─── DATA FOR PROCESSING

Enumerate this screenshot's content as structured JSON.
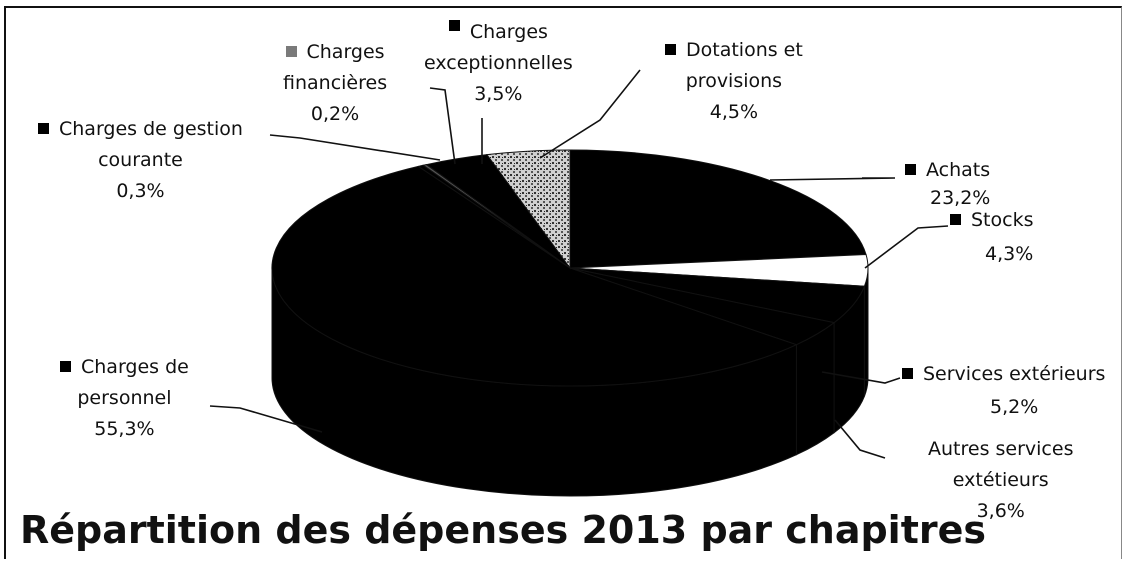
{
  "chart_data": {
    "type": "pie",
    "title": "Répartition des dépenses 2013 par chapitres",
    "slices": [
      {
        "label": "Achats",
        "label_line2": "",
        "value_label": "23,2%",
        "value": 23.2,
        "color": "#000000"
      },
      {
        "label": "Stocks",
        "label_line2": "",
        "value_label": "4,3%",
        "value": 4.3,
        "color": "#ffffff"
      },
      {
        "label": "Services extérieurs",
        "label_line2": "",
        "value_label": "5,2%",
        "value": 5.2,
        "color": "#000000"
      },
      {
        "label": "Autres services",
        "label_line2": "extétieurs",
        "value_label": "3,6%",
        "value": 3.6,
        "color": "#000000"
      },
      {
        "label": "Charges de",
        "label_line2": "personnel",
        "value_label": "55,3%",
        "value": 55.3,
        "color": "#000000"
      },
      {
        "label": "Charges de gestion",
        "label_line2": "courante",
        "value_label": "0,3%",
        "value": 0.3,
        "color": "#000000"
      },
      {
        "label": "Charges",
        "label_line2": "financières",
        "value_label": "0,2%",
        "value": 0.2,
        "color": "#555555"
      },
      {
        "label": "Charges",
        "label_line2": "exceptionnelles",
        "value_label": "3,5%",
        "value": 3.5,
        "color": "#000000"
      },
      {
        "label": "Dotations et",
        "label_line2": "provisions",
        "value_label": "4,5%",
        "value": 4.5,
        "color": "#bdbdbd"
      }
    ]
  }
}
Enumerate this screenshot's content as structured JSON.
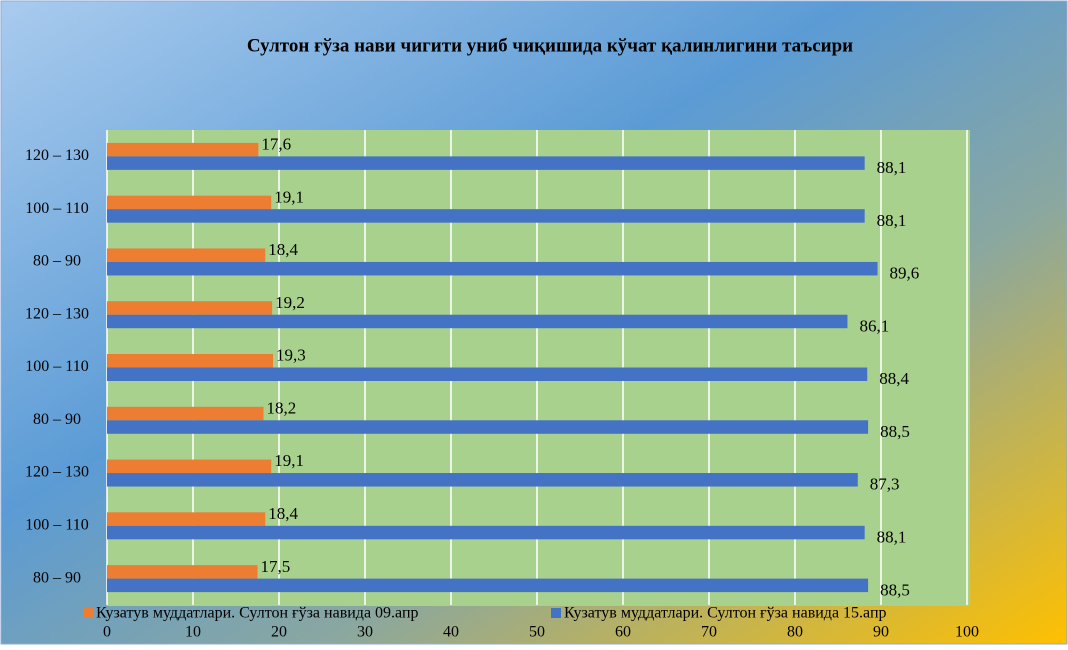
{
  "chart_data": {
    "type": "barh",
    "title": "Султон ғўза нави чигити униб чиқишида кўчат қалинлигини таъсири",
    "categories": [
      "120 – 130",
      "100 – 110",
      "80 – 90",
      "120 – 130",
      "100 – 110",
      "80 – 90",
      "120 – 130",
      "100 – 110",
      "80 – 90"
    ],
    "series": [
      {
        "name": "Кузатув муддатлари. Султон ғўза навида 09.апр",
        "color": "#ed7d31",
        "values": [
          17.6,
          19.1,
          18.4,
          19.2,
          19.3,
          18.2,
          19.1,
          18.4,
          17.5
        ],
        "value_labels": [
          "17,6",
          "19,1",
          "18,4",
          "19,2",
          "19,3",
          "18,2",
          "19,1",
          "18,4",
          "17,5"
        ]
      },
      {
        "name": "Кузатув муддатлари. Султон ғўза навида 15.апр",
        "color": "#4472c4",
        "values": [
          88.1,
          88.1,
          89.6,
          86.1,
          88.4,
          88.5,
          87.3,
          88.1,
          88.5
        ],
        "value_labels": [
          "88,1",
          "88,1",
          "89,6",
          "86,1",
          "88,4",
          "88,5",
          "87,3",
          "88,1",
          "88,5"
        ]
      }
    ],
    "xlim": [
      0,
      100
    ],
    "xticks": [
      0,
      10,
      20,
      30,
      40,
      50,
      60,
      70,
      80,
      90,
      100
    ],
    "grid": true,
    "legend": "bottom"
  }
}
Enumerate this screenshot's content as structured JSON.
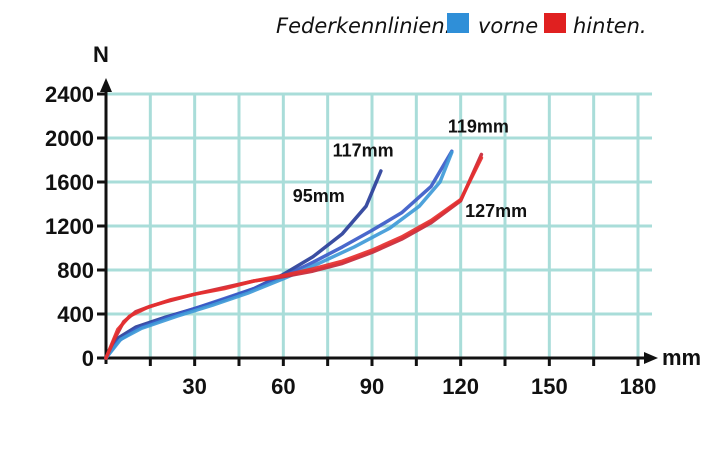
{
  "chart_data": {
    "type": "line",
    "title": "",
    "xlabel": "mm",
    "ylabel": "N",
    "xlim": [
      0,
      180
    ],
    "ylim": [
      0,
      2400
    ],
    "x_ticks": [
      30,
      60,
      90,
      120,
      150,
      180
    ],
    "y_ticks": [
      0,
      400,
      800,
      1200,
      1600,
      2000,
      2400
    ],
    "grid": true,
    "legend": {
      "title": "Federkennlinien:",
      "placement": "top-right",
      "entries": [
        {
          "label": "vorne",
          "color": "#2f8fd8"
        },
        {
          "label": "hinten.",
          "color": "#e02020"
        }
      ]
    },
    "series": [
      {
        "group": "vorne",
        "color": "#2a3f9a",
        "points": [
          [
            0,
            0
          ],
          [
            4,
            180
          ],
          [
            10,
            280
          ],
          [
            20,
            370
          ],
          [
            30,
            450
          ],
          [
            40,
            530
          ],
          [
            50,
            630
          ],
          [
            60,
            760
          ],
          [
            70,
            920
          ],
          [
            80,
            1130
          ],
          [
            88,
            1380
          ],
          [
            93,
            1700
          ]
        ]
      },
      {
        "group": "vorne",
        "color": "#3b5bc8",
        "points": [
          [
            0,
            0
          ],
          [
            4,
            150
          ],
          [
            10,
            260
          ],
          [
            20,
            360
          ],
          [
            30,
            450
          ],
          [
            40,
            540
          ],
          [
            50,
            630
          ],
          [
            60,
            740
          ],
          [
            70,
            870
          ],
          [
            80,
            1010
          ],
          [
            90,
            1160
          ],
          [
            100,
            1320
          ],
          [
            110,
            1560
          ],
          [
            117,
            1880
          ]
        ]
      },
      {
        "group": "vorne",
        "color": "#3f9ad8",
        "points": [
          [
            0,
            0
          ],
          [
            5,
            170
          ],
          [
            12,
            270
          ],
          [
            24,
            380
          ],
          [
            36,
            480
          ],
          [
            48,
            590
          ],
          [
            60,
            720
          ],
          [
            72,
            860
          ],
          [
            84,
            1010
          ],
          [
            96,
            1180
          ],
          [
            106,
            1380
          ],
          [
            113,
            1600
          ],
          [
            117,
            1870
          ]
        ]
      },
      {
        "group": "hinten",
        "color": "#c62838",
        "points": [
          [
            0,
            0
          ],
          [
            3,
            180
          ],
          [
            6,
            330
          ],
          [
            10,
            420
          ],
          [
            15,
            470
          ],
          [
            20,
            510
          ],
          [
            30,
            580
          ],
          [
            40,
            640
          ],
          [
            50,
            700
          ],
          [
            60,
            740
          ],
          [
            70,
            790
          ],
          [
            80,
            860
          ],
          [
            90,
            960
          ],
          [
            100,
            1080
          ],
          [
            110,
            1230
          ],
          [
            120,
            1430
          ],
          [
            127,
            1850
          ]
        ]
      },
      {
        "group": "hinten",
        "color": "#e53030",
        "points": [
          [
            0,
            0
          ],
          [
            4,
            260
          ],
          [
            8,
            380
          ],
          [
            14,
            460
          ],
          [
            22,
            530
          ],
          [
            30,
            580
          ],
          [
            40,
            630
          ],
          [
            50,
            700
          ],
          [
            60,
            750
          ],
          [
            70,
            810
          ],
          [
            80,
            880
          ],
          [
            90,
            980
          ],
          [
            100,
            1100
          ],
          [
            110,
            1250
          ],
          [
            120,
            1440
          ],
          [
            127,
            1820
          ]
        ]
      }
    ],
    "annotations": [
      {
        "text": "95mm",
        "x": 72,
        "y": 1420
      },
      {
        "text": "117mm",
        "x": 87,
        "y": 1830
      },
      {
        "text": "119mm",
        "x": 126,
        "y": 2050
      },
      {
        "text": "127mm",
        "x": 132,
        "y": 1280
      }
    ]
  }
}
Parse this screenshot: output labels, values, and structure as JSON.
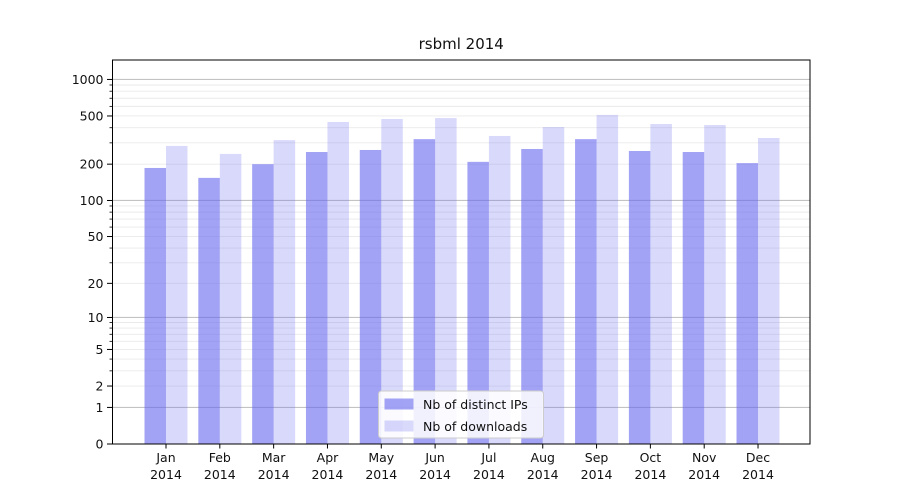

──────

### [OBJECTIVE]
Quote everything in the listing above exactly; pictures are the only thing to omit.

### [FULL ANSWER]
Enumerate this screenshot's content as structured JSON.
{
  "chart_data": {
    "type": "pie",
    "title": "Répartition des dépenses 2013 par chapitres",
    "slices": [
      {
        "label": "Achats",
        "label_line2": "",
        "value_label": "23,2%",
        "value": 23.2,
        "color": "#000000"
      },
      {
        "label": "Stocks",
        "label_line2": "",
        "value_label": "4,3%",
        "value": 4.3,
        "color": "#ffffff"
      },
      {
        "label": "Services extérieurs",
        "label_line2": "",
        "value_label": "5,2%",
        "value": 5.2,
        "color": "#000000"
      },
      {
        "label": "Autres services",
        "label_line2": "extétieurs",
        "value_label": "3,6%",
        "value": 3.6,
        "color": "#000000"
      },
      {
        "label": "Charges de",
        "label_line2": "personnel",
        "value_label": "55,3%",
        "value": 55.3,
        "color": "#000000"
      },
      {
        "label": "Charges de gestion",
        "label_line2": "courante",
        "value_label": "0,3%",
        "value": 0.3,
        "color": "#000000"
      },
      {
        "label": "Charges",
        "label_line2": "financières",
        "value_label": "0,2%",
        "value": 0.2,
        "color": "#555555"
      },
      {
        "label": "Charges",
        "label_line2": "exceptionnelles",
        "value_label": "3,5%",
        "value": 3.5,
        "color": "#000000"
      },
      {
        "label": "Dotations et",
        "label_line2": "provisions",
        "value_label": "4,5%",
        "value": 4.5,
        "color": "#bdbdbd"
      }
    ]
  }
}
Enumerate this screenshot's content as structured JSON.
{
  "chart_data": {
    "type": "barh",
    "title": "Султон ғўза нави чигити униб чиқишида кўчат қалинлигини таъсири",
    "categories": [
      "120 – 130",
      "100 – 110",
      "80 – 90",
      "120 – 130",
      "100 – 110",
      "80 – 90",
      "120 – 130",
      "100 – 110",
      "80 – 90"
    ],
    "series": [
      {
        "name": "Кузатув муддатлари. Султон ғўза навида 09.апр",
        "color": "#ed7d31",
        "values": [
          17.6,
          19.1,
          18.4,
          19.2,
          19.3,
          18.2,
          19.1,
          18.4,
          17.5
        ],
        "value_labels": [
          "17,6",
          "19,1",
          "18,4",
          "19,2",
          "19,3",
          "18,2",
          "19,1",
          "18,4",
          "17,5"
        ]
      },
      {
        "name": "Кузатув муддатлари. Султон ғўза навида 15.апр",
        "color": "#4472c4",
        "values": [
          88.1,
          88.1,
          89.6,
          86.1,
          88.4,
          88.5,
          87.3,
          88.1,
          88.5
        ],
        "value_labels": [
          "88,1",
          "88,1",
          "89,6",
          "86,1",
          "88,4",
          "88,5",
          "87,3",
          "88,1",
          "88,5"
        ]
      }
    ],
    "xlim": [
      0,
      100
    ],
    "xticks": [
      0,
      10,
      20,
      30,
      40,
      50,
      60,
      70,
      80,
      90,
      100
    ],
    "grid": true,
    "legend": "bottom"
  }
}
Enumerate this screenshot's content as structured JSON.
{
  "chart_data": {
    "type": "line",
    "title": "",
    "xlabel": "mm",
    "ylabel": "N",
    "xlim": [
      0,
      180
    ],
    "ylim": [
      0,
      2400
    ],
    "x_ticks": [
      30,
      60,
      90,
      120,
      150,
      180
    ],
    "y_ticks": [
      0,
      400,
      800,
      1200,
      1600,
      2000,
      2400
    ],
    "grid": true,
    "legend": {
      "title": "Federkennlinien:",
      "placement": "top-right",
      "entries": [
        {
          "label": "vorne",
          "color": "#2f8fd8"
        },
        {
          "label": "hinten.",
          "color": "#e02020"
        }
      ]
    },
    "series": [
      {
        "group": "vorne",
        "color": "#2a3f9a",
        "points": [
          [
            0,
            0
          ],
          [
            4,
            180
          ],
          [
            10,
            280
          ],
          [
            20,
            370
          ],
          [
            30,
            450
          ],
          [
            40,
            530
          ],
          [
            50,
            630
          ],
          [
            60,
            760
          ],
          [
            70,
            920
          ],
          [
            80,
            1130
          ],
          [
            88,
            1380
          ],
          [
            93,
            1700
          ]
        ]
      },
      {
        "group": "vorne",
        "color": "#3b5bc8",
        "points": [
          [
            0,
            0
          ],
          [
            4,
            150
          ],
          [
            10,
            260
          ],
          [
            20,
            360
          ],
          [
            30,
            450
          ],
          [
            40,
            540
          ],
          [
            50,
            630
          ],
          [
            60,
            740
          ],
          [
            70,
            870
          ],
          [
            80,
            1010
          ],
          [
            90,
            1160
          ],
          [
            100,
            1320
          ],
          [
            110,
            1560
          ],
          [
            117,
            1880
          ]
        ]
      },
      {
        "group": "vorne",
        "color": "#3f9ad8",
        "points": [
          [
            0,
            0
          ],
          [
            5,
            170
          ],
          [
            12,
            270
          ],
          [
            24,
            380
          ],
          [
            36,
            480
          ],
          [
            48,
            590
          ],
          [
            60,
            720
          ],
          [
            72,
            860
          ],
          [
            84,
            1010
          ],
          [
            96,
            1180
          ],
          [
            106,
            1380
          ],
          [
            113,
            1600
          ],
          [
            117,
            1870
          ]
        ]
      },
      {
        "group": "hinten",
        "color": "#c62838",
        "points": [
          [
            0,
            0
          ],
          [
            3,
            180
          ],
          [
            6,
            330
          ],
          [
            10,
            420
          ],
          [
            15,
            470
          ],
          [
            20,
            510
          ],
          [
            30,
            580
          ],
          [
            40,
            640
          ],
          [
            50,
            700
          ],
          [
            60,
            740
          ],
          [
            70,
            790
          ],
          [
            80,
            860
          ],
          [
            90,
            960
          ],
          [
            100,
            1080
          ],
          [
            110,
            1230
          ],
          [
            120,
            1430
          ],
          [
            127,
            1850
          ]
        ]
      },
      {
        "group": "hinten",
        "color": "#e53030",
        "points": [
          [
            0,
            0
          ],
          [
            4,
            260
          ],
          [
            8,
            380
          ],
          [
            14,
            460
          ],
          [
            22,
            530
          ],
          [
            30,
            580
          ],
          [
            40,
            630
          ],
          [
            50,
            700
          ],
          [
            60,
            750
          ],
          [
            70,
            810
          ],
          [
            80,
            880
          ],
          [
            90,
            980
          ],
          [
            100,
            1100
          ],
          [
            110,
            1250
          ],
          [
            120,
            1440
          ],
          [
            127,
            1820
          ]
        ]
      }
    ],
    "annotations": [
      {
        "text": "95mm",
        "x": 72,
        "y": 1420
      },
      {
        "text": "117mm",
        "x": 87,
        "y": 1830
      },
      {
        "text": "119mm",
        "x": 126,
        "y": 2050
      },
      {
        "text": "127mm",
        "x": 132,
        "y": 1280
      }
    ]
  }
}
Parse this screenshot: output labels, values, and structure as JSON.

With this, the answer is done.